* Records from a data collection
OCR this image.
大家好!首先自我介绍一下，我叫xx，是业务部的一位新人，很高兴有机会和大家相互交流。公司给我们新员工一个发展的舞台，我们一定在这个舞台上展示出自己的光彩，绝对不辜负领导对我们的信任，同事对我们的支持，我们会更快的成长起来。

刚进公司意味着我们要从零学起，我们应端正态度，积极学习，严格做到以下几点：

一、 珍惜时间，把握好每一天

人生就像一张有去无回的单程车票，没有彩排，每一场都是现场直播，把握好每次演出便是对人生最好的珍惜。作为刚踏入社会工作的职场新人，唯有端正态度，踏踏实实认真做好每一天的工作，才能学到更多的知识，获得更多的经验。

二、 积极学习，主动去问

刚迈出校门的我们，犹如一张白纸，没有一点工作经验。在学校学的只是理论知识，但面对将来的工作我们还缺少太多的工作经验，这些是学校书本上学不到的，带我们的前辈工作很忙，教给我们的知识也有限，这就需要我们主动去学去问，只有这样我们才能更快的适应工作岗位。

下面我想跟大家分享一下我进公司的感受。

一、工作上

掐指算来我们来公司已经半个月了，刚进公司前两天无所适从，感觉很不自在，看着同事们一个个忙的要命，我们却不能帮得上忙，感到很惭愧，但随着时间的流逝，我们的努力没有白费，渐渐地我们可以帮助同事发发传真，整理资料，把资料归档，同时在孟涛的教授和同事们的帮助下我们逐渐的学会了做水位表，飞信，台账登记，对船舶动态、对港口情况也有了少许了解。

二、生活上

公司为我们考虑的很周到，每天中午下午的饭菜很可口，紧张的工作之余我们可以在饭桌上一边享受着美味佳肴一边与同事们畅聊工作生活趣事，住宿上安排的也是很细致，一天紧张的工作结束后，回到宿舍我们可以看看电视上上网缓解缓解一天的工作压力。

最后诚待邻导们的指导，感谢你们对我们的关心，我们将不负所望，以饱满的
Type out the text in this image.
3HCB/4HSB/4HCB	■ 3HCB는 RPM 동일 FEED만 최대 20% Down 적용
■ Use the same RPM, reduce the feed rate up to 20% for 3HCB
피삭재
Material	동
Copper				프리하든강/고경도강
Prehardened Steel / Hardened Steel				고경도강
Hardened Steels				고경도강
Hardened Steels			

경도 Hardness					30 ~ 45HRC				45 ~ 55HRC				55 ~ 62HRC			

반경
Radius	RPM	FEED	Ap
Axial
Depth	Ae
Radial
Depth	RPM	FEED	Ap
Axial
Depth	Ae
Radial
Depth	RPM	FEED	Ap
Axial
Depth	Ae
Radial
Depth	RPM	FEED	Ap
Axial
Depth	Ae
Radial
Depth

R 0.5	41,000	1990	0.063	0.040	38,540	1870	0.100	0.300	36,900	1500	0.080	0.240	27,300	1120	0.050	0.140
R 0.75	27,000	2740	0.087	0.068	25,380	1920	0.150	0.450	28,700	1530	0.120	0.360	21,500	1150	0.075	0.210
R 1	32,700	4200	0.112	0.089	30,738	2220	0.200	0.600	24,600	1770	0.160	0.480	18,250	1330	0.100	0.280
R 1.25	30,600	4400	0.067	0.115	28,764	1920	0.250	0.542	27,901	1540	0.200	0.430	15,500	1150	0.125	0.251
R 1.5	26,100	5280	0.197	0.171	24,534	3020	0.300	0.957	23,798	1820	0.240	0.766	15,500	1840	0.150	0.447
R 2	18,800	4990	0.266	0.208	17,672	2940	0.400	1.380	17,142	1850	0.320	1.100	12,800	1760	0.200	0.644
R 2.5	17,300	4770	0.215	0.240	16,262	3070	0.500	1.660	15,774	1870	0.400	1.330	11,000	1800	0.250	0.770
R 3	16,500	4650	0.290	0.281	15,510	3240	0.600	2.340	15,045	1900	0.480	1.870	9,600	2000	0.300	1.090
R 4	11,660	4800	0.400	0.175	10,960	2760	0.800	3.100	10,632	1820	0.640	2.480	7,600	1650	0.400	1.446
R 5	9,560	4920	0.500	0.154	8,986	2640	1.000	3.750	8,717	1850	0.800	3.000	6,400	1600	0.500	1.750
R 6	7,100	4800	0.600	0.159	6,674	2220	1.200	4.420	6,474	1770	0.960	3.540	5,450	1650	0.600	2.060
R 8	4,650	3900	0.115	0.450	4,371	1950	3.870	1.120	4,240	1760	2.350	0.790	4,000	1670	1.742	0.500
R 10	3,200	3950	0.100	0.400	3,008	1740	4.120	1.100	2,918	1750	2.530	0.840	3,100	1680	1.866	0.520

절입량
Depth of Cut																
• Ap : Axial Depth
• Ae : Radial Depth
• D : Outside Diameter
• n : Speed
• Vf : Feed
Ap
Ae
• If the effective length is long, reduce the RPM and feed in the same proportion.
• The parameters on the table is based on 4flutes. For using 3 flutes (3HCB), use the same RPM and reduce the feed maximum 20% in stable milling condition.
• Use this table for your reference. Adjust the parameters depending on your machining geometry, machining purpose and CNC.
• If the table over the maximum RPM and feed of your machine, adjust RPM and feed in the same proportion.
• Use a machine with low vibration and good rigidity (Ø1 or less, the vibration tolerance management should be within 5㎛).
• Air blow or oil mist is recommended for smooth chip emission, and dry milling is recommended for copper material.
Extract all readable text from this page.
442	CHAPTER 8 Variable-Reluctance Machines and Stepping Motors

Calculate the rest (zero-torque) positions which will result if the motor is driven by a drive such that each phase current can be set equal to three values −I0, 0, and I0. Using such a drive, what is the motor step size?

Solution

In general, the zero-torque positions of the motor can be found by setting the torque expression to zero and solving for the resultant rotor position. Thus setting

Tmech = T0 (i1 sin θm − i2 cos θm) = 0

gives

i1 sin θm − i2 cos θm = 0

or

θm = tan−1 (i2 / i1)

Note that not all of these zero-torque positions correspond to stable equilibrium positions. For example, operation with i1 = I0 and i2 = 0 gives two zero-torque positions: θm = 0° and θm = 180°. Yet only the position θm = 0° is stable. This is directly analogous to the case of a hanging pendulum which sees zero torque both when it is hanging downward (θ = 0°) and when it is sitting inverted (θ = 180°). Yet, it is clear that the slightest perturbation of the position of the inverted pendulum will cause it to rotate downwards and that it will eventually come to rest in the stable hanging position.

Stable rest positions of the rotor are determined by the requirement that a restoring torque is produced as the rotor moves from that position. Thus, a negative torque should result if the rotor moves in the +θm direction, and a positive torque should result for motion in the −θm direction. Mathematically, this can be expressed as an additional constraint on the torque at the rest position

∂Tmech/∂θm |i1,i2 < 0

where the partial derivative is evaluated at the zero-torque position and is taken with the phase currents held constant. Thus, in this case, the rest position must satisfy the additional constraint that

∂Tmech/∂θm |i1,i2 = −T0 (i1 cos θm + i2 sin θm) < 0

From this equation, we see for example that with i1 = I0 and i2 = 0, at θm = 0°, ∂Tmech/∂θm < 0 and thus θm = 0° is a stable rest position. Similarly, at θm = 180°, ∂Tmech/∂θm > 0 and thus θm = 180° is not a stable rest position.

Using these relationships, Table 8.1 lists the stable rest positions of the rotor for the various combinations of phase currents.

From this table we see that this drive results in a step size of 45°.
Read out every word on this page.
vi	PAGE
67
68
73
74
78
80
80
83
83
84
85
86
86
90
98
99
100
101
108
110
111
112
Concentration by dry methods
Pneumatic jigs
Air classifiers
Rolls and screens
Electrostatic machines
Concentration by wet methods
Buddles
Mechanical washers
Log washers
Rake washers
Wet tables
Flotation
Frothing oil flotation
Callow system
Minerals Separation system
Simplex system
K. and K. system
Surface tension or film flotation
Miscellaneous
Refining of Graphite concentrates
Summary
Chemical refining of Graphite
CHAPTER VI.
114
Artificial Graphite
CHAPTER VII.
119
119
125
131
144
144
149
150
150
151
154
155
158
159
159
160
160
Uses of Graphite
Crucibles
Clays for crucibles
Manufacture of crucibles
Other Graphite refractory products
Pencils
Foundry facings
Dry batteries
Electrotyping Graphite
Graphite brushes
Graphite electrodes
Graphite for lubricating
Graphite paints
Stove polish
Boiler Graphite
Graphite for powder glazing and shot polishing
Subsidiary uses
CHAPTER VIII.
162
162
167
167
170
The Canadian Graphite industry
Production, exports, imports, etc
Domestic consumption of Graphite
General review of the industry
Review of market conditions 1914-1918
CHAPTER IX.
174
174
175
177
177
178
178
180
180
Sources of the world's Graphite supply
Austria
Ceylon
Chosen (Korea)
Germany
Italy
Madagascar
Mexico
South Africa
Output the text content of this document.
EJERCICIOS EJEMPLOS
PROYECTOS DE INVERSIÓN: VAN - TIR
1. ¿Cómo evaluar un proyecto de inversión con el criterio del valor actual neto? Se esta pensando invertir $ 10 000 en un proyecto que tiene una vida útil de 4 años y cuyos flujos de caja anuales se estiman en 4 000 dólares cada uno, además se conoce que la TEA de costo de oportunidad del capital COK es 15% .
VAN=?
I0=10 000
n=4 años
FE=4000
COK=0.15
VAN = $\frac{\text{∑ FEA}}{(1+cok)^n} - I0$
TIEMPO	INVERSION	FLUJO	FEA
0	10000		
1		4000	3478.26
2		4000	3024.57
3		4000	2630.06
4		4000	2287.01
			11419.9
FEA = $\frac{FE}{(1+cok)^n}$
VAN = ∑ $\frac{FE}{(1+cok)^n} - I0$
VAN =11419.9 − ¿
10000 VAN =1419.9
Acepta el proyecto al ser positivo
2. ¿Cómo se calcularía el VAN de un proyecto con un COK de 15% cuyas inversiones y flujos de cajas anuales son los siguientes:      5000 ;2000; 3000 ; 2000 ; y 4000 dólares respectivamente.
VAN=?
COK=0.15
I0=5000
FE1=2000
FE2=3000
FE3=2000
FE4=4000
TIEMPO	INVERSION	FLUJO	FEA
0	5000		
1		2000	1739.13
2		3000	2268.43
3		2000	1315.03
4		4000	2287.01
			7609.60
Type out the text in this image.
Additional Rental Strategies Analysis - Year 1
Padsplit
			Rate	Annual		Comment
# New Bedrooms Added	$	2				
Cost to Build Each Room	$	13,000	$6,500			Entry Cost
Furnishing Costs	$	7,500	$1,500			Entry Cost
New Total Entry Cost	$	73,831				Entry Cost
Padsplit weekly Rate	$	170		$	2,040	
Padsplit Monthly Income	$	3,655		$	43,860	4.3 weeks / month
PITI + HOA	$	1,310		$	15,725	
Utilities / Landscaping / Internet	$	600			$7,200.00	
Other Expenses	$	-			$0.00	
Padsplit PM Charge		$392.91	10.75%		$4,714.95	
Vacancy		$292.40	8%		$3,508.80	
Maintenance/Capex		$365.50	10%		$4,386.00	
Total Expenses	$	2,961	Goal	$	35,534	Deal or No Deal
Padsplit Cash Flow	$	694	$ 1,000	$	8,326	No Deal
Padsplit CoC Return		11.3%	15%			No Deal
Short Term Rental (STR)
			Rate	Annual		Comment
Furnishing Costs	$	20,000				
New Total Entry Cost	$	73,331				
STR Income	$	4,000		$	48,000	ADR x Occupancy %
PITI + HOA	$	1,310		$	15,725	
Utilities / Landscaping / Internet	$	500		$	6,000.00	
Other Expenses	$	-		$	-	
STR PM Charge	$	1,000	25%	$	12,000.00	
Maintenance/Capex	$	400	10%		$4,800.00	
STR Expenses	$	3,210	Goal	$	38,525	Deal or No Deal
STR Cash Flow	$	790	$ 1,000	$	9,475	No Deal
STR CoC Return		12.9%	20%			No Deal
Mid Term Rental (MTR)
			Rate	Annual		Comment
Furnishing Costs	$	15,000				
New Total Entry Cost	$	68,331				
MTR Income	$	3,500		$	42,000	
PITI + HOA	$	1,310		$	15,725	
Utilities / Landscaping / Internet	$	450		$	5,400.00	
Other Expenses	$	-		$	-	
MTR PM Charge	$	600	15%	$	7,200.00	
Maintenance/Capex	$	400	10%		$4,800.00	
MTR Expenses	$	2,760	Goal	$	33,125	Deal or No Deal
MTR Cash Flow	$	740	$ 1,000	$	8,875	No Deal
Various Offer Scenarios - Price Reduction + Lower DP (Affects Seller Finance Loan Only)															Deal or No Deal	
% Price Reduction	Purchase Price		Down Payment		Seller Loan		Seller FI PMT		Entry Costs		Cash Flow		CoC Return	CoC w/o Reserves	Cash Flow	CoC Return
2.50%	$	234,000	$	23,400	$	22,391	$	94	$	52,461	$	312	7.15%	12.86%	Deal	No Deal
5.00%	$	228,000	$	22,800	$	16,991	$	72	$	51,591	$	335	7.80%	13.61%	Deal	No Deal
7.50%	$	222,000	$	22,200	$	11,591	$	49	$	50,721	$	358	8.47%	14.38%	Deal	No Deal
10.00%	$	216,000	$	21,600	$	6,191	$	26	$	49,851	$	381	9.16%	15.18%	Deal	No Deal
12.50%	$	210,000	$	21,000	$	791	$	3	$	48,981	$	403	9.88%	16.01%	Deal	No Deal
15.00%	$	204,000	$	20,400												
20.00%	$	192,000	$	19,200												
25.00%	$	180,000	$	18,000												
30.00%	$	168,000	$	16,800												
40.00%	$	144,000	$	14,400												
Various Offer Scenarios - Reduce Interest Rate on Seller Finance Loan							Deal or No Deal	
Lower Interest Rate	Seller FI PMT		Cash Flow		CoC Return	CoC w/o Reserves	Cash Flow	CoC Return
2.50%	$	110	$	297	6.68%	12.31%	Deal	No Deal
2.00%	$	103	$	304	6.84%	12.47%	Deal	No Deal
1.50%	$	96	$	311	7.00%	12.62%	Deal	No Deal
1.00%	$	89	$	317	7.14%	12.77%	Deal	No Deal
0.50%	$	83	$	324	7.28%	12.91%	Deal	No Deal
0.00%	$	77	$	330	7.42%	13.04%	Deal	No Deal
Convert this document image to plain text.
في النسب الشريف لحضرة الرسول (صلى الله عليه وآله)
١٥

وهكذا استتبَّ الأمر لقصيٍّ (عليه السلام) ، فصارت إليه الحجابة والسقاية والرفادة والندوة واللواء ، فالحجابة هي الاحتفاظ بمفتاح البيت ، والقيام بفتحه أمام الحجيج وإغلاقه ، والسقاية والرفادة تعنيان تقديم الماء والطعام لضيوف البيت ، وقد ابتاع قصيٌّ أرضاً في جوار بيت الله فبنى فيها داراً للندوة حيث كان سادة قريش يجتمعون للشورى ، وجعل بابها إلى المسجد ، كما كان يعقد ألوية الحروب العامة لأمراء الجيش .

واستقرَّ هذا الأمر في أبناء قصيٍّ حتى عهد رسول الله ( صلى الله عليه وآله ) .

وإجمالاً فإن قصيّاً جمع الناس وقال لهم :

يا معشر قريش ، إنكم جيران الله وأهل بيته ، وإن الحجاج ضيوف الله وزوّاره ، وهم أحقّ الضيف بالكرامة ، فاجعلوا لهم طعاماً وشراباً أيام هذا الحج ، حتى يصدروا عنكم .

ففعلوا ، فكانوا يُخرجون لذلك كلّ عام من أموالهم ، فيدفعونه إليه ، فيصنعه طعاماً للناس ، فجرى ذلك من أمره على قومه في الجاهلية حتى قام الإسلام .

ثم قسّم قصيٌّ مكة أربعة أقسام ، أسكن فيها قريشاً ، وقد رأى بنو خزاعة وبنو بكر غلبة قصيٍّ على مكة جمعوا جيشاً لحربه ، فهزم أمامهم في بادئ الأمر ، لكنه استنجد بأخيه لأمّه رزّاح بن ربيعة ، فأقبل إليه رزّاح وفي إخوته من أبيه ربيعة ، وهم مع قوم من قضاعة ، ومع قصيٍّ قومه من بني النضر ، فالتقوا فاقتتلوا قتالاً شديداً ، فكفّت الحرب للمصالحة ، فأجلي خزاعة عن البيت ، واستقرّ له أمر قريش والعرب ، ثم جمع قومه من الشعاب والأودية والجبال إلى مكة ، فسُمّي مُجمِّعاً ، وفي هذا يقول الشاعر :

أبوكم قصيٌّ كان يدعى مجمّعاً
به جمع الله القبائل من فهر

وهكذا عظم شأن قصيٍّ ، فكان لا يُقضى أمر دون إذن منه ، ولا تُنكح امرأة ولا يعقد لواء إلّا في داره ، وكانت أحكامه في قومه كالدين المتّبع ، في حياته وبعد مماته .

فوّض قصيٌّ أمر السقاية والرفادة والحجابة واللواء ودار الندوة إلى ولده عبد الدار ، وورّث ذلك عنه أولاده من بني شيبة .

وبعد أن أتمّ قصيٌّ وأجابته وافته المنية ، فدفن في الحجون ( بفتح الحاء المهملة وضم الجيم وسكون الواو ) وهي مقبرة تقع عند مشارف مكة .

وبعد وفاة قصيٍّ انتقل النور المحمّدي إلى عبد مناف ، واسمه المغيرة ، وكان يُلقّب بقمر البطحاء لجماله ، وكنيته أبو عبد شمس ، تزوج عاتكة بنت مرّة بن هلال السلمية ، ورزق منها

* Set task
Go through the records above and copy every line with the word "واستقر".

* Answer to this exercise
واستقرَّ هذا الأمر في أبناء قصيٍّ حتى عهد رسول الله ( صلى الله عليه وآله ) .
ثم قسّم قصيٌّ مكة أربعة أقسام ، أسكن فيها قريشاً ، وقد رأى بنو خزاعة وبنو بكر غلبة قصيٍّ على مكة جمعوا جيشاً لحربه ، فهزم أمامهم في بادئ الأمر ، لكنه استنجد بأخيه لأمّه رزّاح بن ربيعة ، فأقبل إليه رزّاح وفي إخوته من أبيه ربيعة ، وهم مع قوم من قضاعة ، ومع قصيٍّ قومه من بني النضر ، فالتقوا فاقتتلوا قتالاً شديداً ، فكفّت الحرب للمصالحة ، فأجلي خزاعة عن البيت ، واستقرّ له أمر قريش والعرب ، ثم جمع قومه من الشعاب والأودية والجبال إلى مكة ، فسُمّي مُجمِّعاً ، وفي هذا يقول الشاعر :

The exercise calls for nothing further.